● Data in this exercise:
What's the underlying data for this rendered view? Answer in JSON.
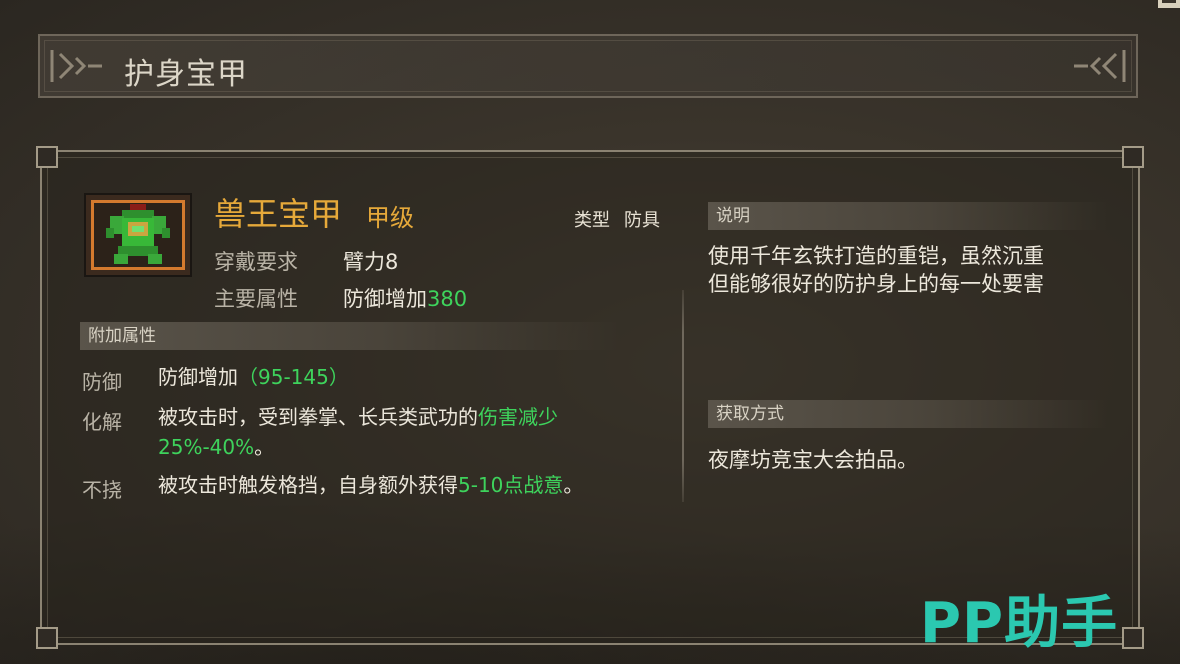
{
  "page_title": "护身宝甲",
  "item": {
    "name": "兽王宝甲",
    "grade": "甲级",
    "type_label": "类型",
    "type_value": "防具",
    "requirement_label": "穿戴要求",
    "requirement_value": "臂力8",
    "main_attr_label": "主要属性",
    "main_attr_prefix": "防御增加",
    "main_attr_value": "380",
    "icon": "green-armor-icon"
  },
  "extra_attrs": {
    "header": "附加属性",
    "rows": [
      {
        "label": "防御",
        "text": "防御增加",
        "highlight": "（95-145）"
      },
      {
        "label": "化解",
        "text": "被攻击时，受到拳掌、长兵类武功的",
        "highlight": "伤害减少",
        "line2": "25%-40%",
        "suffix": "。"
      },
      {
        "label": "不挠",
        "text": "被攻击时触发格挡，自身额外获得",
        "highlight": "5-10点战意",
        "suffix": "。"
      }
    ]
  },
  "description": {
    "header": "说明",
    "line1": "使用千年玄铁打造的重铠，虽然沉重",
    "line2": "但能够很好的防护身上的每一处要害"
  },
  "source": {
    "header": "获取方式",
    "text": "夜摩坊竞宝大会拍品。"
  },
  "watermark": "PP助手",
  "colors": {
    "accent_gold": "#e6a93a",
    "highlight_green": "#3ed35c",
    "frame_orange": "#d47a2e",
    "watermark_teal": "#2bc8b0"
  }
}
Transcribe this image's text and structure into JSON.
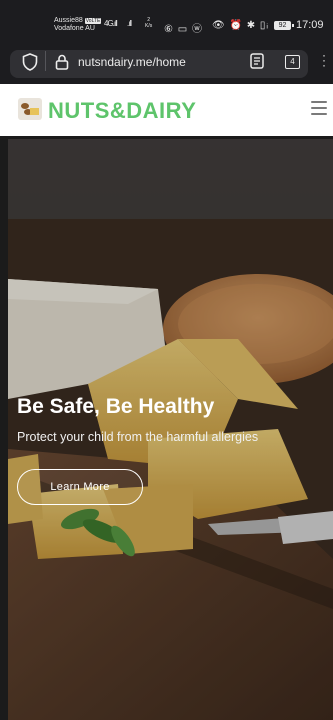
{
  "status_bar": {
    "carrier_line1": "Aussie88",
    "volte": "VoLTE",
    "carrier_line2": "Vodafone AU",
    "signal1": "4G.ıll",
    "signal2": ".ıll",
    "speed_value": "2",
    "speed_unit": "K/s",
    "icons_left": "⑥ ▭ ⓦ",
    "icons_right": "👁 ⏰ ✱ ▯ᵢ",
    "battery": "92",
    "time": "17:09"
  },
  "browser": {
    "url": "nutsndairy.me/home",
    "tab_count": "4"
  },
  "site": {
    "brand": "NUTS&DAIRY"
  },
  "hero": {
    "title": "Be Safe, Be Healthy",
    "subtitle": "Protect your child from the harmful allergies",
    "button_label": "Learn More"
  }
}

● Given exercise: Reproduce each line exactly as it appears, omitting the pictures.

● Written solution:
What's the underlying data for this rendered view? Answer in JSON.
{
  "page_title": "护身宝甲",
  "item": {
    "name": "兽王宝甲",
    "grade": "甲级",
    "type_label": "类型",
    "type_value": "防具",
    "requirement_label": "穿戴要求",
    "requirement_value": "臂力8",
    "main_attr_label": "主要属性",
    "main_attr_prefix": "防御增加",
    "main_attr_value": "380",
    "icon": "green-armor-icon"
  },
  "extra_attrs": {
    "header": "附加属性",
    "rows": [
      {
        "label": "防御",
        "text": "防御增加",
        "highlight": "（95-145）"
      },
      {
        "label": "化解",
        "text": "被攻击时，受到拳掌、长兵类武功的",
        "highlight": "伤害减少",
        "line2": "25%-40%",
        "suffix": "。"
      },
      {
        "label": "不挠",
        "text": "被攻击时触发格挡，自身额外获得",
        "highlight": "5-10点战意",
        "suffix": "。"
      }
    ]
  },
  "description": {
    "header": "说明",
    "line1": "使用千年玄铁打造的重铠，虽然沉重",
    "line2": "但能够很好的防护身上的每一处要害"
  },
  "source": {
    "header": "获取方式",
    "text": "夜摩坊竞宝大会拍品。"
  },
  "watermark": "PP助手",
  "colors": {
    "accent_gold": "#e6a93a",
    "highlight_green": "#3ed35c",
    "frame_orange": "#d47a2e",
    "watermark_teal": "#2bc8b0"
  }
}
Transcribe this image's text and structure into JSON.
{
  "status_bar": {
    "carrier_line1": "Aussie88",
    "volte": "VoLTE",
    "carrier_line2": "Vodafone AU",
    "signal1": "4G.ıll",
    "signal2": ".ıll",
    "speed_value": "2",
    "speed_unit": "K/s",
    "icons_left": "⑥ ▭ ⓦ",
    "icons_right": "👁 ⏰ ✱ ▯ᵢ",
    "battery": "92",
    "time": "17:09"
  },
  "browser": {
    "url": "nutsndairy.me/home",
    "tab_count": "4"
  },
  "site": {
    "brand": "NUTS&DAIRY"
  },
  "hero": {
    "title": "Be Safe, Be Healthy",
    "subtitle": "Protect your child from the harmful allergies",
    "button_label": "Learn More"
  }
}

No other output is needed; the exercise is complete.